#### TASK PROMPT
Pick out each line below containing "true".

☆ ☆ ☆ ☆

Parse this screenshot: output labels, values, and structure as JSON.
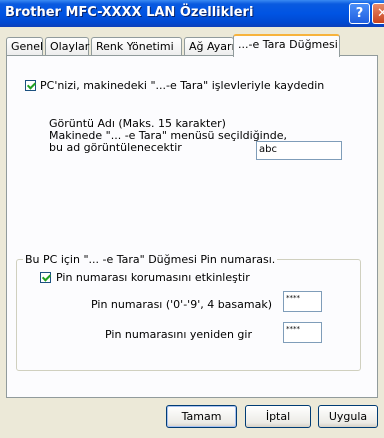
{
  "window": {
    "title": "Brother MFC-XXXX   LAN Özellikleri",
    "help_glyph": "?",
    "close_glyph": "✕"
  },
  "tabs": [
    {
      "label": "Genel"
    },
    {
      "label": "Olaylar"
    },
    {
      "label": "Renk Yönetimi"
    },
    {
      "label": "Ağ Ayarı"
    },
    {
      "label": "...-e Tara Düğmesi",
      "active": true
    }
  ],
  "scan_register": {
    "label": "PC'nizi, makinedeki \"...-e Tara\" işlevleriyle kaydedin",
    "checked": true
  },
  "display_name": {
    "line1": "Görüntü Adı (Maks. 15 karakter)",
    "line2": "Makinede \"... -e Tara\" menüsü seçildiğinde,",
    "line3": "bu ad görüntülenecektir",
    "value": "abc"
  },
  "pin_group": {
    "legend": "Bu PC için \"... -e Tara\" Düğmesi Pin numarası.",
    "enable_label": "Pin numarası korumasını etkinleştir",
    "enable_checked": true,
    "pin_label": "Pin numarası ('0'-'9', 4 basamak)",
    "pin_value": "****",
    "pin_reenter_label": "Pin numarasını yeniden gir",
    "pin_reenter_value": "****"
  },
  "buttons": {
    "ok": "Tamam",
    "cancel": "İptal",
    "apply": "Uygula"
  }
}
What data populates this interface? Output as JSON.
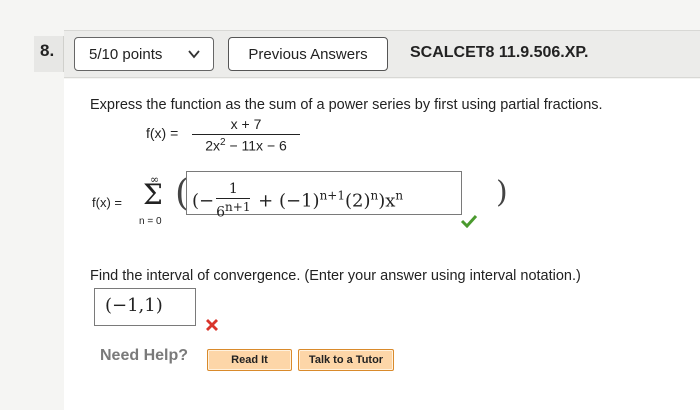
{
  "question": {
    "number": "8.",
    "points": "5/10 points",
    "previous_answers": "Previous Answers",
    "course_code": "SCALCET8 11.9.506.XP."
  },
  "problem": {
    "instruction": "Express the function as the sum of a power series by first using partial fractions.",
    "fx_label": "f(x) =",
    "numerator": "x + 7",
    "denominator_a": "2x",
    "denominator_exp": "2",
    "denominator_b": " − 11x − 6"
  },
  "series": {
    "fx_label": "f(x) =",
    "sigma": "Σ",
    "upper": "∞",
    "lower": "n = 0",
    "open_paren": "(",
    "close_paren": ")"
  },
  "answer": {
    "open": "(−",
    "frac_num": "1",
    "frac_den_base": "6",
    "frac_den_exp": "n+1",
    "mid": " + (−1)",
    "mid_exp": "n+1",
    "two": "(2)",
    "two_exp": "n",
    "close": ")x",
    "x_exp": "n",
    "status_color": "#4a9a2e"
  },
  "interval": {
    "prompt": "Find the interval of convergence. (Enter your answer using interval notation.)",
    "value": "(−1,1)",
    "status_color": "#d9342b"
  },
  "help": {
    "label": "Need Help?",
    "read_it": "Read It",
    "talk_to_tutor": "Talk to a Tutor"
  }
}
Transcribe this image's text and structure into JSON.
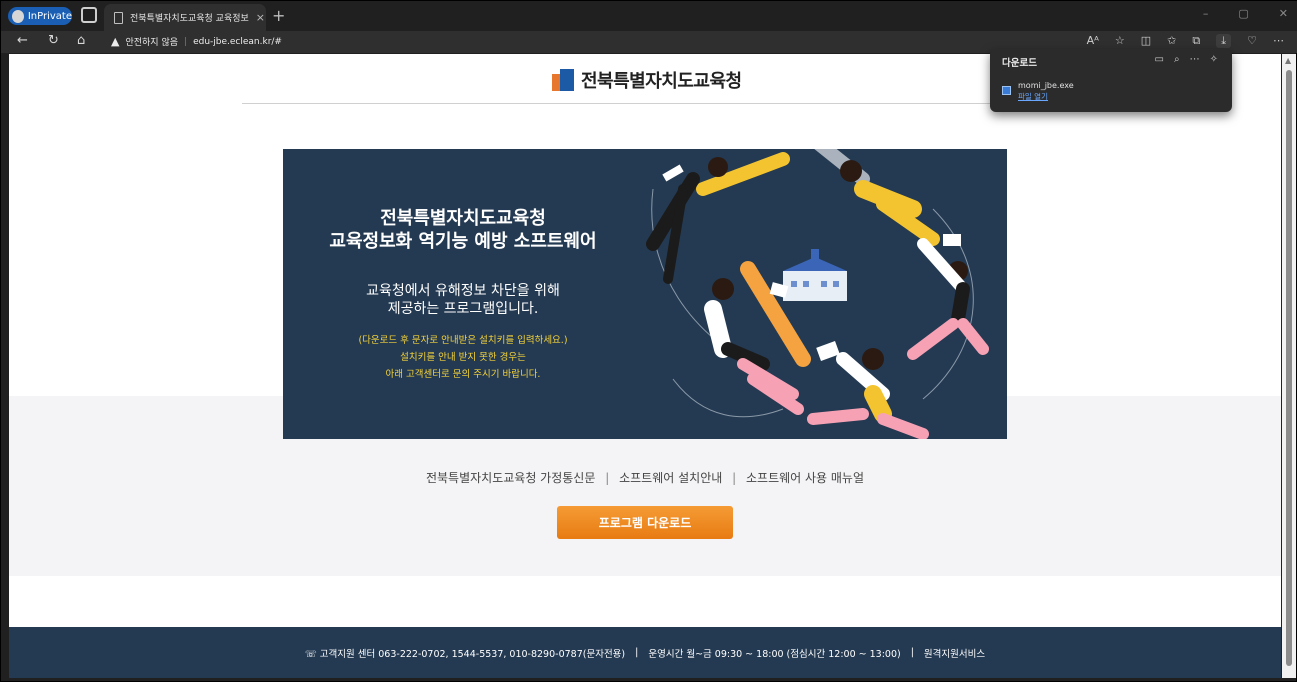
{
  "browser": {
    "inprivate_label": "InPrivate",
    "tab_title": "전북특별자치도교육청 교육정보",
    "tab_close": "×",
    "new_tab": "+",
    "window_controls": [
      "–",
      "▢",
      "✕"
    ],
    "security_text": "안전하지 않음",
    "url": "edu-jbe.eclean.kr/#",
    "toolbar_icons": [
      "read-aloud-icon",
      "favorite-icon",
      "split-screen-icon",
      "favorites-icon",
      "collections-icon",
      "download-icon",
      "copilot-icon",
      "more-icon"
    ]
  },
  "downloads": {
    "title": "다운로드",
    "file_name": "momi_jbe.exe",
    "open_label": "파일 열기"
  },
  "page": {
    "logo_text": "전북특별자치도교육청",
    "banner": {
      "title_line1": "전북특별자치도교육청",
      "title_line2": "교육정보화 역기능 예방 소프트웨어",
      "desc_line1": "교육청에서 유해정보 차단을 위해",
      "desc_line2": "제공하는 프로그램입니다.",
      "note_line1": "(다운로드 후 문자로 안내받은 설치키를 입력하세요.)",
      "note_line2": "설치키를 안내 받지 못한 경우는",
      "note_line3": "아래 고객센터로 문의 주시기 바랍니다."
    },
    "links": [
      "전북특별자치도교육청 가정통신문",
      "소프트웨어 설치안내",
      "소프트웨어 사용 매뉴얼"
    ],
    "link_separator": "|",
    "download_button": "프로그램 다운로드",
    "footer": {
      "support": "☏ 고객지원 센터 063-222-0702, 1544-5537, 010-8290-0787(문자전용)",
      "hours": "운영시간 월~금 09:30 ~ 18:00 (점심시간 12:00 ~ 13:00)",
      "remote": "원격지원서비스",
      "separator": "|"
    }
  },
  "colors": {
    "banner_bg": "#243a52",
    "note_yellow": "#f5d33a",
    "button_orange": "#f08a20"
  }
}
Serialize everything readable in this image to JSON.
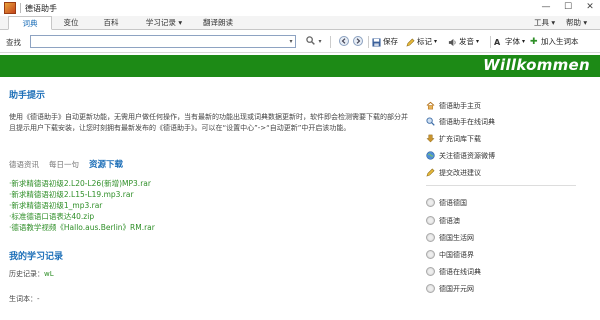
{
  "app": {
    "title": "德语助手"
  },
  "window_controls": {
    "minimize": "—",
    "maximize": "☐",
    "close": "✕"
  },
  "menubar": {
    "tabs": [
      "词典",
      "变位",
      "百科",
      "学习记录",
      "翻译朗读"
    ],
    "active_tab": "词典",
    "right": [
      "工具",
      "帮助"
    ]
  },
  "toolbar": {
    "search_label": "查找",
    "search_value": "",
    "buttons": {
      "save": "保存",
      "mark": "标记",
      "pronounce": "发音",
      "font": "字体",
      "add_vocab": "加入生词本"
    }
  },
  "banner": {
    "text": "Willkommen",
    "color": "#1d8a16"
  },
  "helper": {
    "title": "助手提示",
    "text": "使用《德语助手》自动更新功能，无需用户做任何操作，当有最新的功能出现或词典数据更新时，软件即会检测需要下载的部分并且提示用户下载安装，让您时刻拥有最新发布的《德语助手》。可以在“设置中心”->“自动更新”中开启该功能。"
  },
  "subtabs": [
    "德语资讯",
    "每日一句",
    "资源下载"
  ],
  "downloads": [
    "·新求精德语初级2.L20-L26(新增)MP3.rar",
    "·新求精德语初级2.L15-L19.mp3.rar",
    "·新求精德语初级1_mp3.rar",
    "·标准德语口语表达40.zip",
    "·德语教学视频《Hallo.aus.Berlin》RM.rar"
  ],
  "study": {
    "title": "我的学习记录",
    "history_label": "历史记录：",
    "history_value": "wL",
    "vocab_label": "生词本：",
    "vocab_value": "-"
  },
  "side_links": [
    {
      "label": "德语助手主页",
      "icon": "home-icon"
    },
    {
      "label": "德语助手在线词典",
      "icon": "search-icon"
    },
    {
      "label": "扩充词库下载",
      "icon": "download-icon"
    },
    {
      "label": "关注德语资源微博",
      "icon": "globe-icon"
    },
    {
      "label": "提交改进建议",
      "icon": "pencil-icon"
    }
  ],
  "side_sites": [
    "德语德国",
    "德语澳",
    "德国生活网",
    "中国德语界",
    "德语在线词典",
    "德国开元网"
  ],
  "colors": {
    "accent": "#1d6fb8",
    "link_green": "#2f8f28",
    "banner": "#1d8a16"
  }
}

☆ ☆ ☆ ☆

#### WRITTEN SOLUTION
      "active": true
    "checked": true
    "enable_checked": true,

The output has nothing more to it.